EXERCISE DESCRIPTION
Copy each line that holds "الوفيات".

DATA FOR PROCESSING

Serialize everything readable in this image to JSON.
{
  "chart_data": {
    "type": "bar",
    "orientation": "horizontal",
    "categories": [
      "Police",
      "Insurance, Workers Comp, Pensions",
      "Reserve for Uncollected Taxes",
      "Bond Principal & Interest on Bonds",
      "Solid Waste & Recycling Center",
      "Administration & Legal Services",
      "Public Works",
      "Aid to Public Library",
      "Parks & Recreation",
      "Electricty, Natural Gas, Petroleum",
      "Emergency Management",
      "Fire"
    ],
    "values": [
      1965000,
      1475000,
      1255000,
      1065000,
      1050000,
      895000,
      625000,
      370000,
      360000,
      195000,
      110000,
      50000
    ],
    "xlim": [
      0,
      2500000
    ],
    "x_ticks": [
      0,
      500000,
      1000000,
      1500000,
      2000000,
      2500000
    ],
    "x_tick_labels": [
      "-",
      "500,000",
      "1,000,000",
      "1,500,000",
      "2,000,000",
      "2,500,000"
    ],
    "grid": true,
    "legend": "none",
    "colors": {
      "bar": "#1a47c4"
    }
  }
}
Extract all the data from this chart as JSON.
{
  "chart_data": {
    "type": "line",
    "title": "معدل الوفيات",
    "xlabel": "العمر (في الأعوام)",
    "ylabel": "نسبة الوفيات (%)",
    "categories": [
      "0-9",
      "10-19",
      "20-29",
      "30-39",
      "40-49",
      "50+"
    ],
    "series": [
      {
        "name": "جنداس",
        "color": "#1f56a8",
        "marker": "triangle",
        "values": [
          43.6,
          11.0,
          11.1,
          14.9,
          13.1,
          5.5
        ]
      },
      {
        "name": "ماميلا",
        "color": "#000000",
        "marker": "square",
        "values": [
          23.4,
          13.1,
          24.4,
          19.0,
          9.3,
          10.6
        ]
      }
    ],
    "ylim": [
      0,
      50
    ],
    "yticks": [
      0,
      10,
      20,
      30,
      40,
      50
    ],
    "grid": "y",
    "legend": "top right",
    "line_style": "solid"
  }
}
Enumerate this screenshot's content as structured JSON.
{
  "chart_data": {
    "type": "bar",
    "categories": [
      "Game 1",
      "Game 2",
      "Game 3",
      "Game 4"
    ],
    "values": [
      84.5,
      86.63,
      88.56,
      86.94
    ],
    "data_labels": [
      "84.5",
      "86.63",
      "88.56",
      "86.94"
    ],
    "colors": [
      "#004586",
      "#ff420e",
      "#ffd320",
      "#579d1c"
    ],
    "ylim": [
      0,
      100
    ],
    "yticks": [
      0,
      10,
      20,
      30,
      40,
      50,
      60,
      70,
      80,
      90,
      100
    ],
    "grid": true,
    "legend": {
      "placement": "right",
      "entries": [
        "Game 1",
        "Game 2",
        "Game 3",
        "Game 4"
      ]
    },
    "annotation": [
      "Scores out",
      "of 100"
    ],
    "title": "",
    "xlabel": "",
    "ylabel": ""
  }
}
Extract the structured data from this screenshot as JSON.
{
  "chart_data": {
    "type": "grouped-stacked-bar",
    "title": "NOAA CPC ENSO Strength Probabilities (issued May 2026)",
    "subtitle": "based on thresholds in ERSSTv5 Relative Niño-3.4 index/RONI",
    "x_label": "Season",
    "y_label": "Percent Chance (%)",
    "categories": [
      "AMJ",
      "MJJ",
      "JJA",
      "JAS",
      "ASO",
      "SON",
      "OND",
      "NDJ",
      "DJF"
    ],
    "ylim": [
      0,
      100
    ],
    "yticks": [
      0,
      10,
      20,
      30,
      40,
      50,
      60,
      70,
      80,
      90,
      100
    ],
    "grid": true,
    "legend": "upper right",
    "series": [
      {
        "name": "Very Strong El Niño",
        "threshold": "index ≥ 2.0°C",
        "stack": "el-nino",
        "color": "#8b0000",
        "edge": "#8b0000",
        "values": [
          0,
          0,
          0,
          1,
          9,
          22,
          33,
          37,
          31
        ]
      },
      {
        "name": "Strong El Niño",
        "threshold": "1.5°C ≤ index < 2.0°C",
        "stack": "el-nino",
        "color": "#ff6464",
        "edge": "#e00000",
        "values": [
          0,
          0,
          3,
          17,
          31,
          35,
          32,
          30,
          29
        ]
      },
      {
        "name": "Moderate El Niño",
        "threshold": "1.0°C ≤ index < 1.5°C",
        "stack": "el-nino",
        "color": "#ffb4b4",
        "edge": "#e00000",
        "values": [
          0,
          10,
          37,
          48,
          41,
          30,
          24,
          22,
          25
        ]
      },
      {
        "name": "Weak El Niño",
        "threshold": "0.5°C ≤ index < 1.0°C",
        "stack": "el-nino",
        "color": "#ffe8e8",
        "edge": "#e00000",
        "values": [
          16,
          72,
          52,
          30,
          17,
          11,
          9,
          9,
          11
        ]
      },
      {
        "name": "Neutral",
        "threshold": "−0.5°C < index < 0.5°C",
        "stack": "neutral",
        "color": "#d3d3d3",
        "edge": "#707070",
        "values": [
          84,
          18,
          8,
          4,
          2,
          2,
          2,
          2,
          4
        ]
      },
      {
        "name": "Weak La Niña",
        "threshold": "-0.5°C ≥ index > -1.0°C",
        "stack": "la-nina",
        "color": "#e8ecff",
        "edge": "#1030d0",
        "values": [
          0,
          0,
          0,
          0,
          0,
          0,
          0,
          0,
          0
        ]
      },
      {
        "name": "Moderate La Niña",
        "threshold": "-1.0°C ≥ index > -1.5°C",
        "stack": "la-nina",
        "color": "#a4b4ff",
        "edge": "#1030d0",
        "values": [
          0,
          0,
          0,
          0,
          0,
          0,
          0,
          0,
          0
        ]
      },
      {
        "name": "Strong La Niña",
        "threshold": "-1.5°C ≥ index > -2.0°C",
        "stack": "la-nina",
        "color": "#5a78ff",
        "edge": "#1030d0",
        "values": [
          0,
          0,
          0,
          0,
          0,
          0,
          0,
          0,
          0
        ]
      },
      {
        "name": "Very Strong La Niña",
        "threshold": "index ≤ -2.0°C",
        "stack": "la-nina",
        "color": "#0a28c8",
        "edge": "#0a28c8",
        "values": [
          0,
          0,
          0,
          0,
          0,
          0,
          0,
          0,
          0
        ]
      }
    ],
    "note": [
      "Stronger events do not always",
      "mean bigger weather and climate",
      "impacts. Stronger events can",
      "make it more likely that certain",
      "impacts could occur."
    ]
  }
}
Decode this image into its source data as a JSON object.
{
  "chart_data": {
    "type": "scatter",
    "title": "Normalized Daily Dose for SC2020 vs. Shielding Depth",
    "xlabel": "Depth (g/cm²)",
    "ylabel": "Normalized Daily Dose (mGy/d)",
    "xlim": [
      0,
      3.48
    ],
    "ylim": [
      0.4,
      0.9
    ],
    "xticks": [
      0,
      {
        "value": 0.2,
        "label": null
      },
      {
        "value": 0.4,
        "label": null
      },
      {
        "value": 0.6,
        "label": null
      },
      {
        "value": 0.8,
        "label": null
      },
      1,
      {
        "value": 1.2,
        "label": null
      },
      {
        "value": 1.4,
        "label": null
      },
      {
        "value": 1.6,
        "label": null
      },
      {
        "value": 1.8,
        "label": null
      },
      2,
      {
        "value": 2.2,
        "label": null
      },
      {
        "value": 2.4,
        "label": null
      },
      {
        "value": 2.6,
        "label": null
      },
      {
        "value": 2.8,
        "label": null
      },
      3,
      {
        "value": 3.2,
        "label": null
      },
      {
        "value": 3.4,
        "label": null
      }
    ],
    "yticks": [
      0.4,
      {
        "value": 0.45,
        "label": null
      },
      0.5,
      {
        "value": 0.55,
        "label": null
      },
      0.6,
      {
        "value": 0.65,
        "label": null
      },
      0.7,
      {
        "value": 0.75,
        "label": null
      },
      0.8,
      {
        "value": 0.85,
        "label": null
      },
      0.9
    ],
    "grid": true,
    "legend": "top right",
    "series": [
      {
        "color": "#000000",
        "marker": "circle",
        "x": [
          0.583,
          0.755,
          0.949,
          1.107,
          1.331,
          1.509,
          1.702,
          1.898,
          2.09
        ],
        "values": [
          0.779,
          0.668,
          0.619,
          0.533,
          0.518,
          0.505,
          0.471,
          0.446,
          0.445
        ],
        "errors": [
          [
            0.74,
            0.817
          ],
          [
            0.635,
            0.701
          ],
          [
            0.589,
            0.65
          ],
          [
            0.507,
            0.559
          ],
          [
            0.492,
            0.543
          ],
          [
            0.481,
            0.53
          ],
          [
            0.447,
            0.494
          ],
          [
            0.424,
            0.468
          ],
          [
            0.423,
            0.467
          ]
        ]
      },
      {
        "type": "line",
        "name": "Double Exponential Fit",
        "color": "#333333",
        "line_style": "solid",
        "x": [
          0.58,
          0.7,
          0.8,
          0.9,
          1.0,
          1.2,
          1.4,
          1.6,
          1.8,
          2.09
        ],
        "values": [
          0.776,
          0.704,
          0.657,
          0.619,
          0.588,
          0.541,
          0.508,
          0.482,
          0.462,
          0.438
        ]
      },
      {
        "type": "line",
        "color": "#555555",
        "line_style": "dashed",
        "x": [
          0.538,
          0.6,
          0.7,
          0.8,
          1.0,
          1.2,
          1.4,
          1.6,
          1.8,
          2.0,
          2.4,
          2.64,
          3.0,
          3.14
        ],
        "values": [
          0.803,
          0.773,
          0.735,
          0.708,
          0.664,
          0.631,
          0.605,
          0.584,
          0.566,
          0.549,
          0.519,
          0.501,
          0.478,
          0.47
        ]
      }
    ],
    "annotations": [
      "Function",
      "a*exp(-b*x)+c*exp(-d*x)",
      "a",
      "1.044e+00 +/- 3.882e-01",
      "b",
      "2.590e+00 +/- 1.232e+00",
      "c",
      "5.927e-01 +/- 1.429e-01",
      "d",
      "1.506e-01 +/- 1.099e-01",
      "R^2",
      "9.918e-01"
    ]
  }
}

THE COMPLETED TASK
    "title": "معدل الوفيات",
    "ylabel": "نسبة الوفيات (%)",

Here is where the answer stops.